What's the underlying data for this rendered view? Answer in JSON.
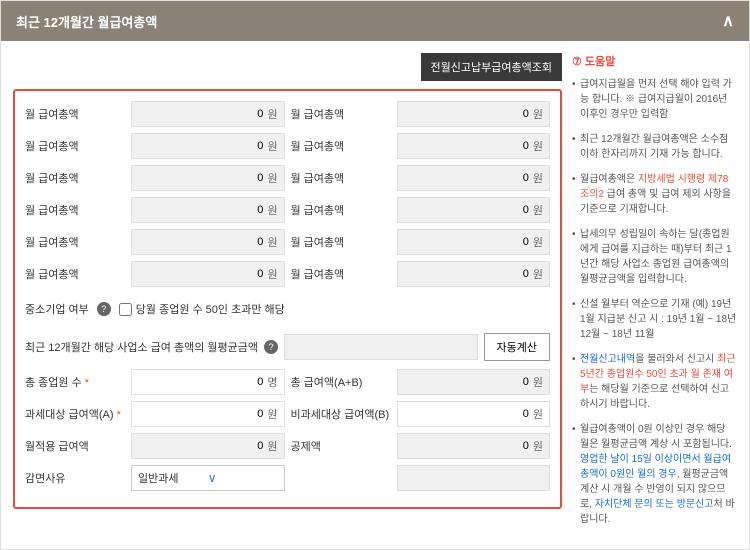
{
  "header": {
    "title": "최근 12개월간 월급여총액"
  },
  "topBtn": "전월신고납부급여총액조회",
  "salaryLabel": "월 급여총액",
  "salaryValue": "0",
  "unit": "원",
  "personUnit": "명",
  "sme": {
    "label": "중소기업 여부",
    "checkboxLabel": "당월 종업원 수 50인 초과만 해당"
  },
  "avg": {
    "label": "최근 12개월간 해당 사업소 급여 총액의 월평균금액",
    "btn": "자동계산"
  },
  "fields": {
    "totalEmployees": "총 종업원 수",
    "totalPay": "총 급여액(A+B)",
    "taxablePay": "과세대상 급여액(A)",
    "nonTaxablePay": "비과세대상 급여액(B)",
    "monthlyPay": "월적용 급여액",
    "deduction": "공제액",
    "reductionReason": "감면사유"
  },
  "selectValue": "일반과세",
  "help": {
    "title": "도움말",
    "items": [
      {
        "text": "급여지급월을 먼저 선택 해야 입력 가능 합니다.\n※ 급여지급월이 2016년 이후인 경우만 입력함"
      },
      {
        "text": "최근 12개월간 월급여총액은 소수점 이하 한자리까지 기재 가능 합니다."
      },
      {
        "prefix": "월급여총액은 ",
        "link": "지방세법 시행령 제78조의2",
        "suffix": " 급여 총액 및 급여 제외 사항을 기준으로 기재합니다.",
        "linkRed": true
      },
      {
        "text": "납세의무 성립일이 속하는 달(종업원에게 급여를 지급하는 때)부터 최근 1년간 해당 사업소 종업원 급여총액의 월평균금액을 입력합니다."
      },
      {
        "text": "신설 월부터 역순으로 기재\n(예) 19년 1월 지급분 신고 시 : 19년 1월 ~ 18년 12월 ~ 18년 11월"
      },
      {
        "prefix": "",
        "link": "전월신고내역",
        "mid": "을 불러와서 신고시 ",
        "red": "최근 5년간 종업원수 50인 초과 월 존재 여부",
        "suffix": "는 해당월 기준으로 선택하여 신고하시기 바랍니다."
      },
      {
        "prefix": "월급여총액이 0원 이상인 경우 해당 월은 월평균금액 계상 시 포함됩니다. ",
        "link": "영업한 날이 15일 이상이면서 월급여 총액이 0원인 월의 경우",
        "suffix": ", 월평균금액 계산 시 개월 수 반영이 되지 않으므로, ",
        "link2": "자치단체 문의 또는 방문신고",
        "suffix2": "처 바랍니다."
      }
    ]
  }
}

________________________

From the data above, copy each line where the string "바랍니다" appears.

- _WRITTEN RESPONSE_:
        "suffix": "는 해당월 기준으로 선택하여 신고하시기 바랍니다."
        "suffix2": "처 바랍니다."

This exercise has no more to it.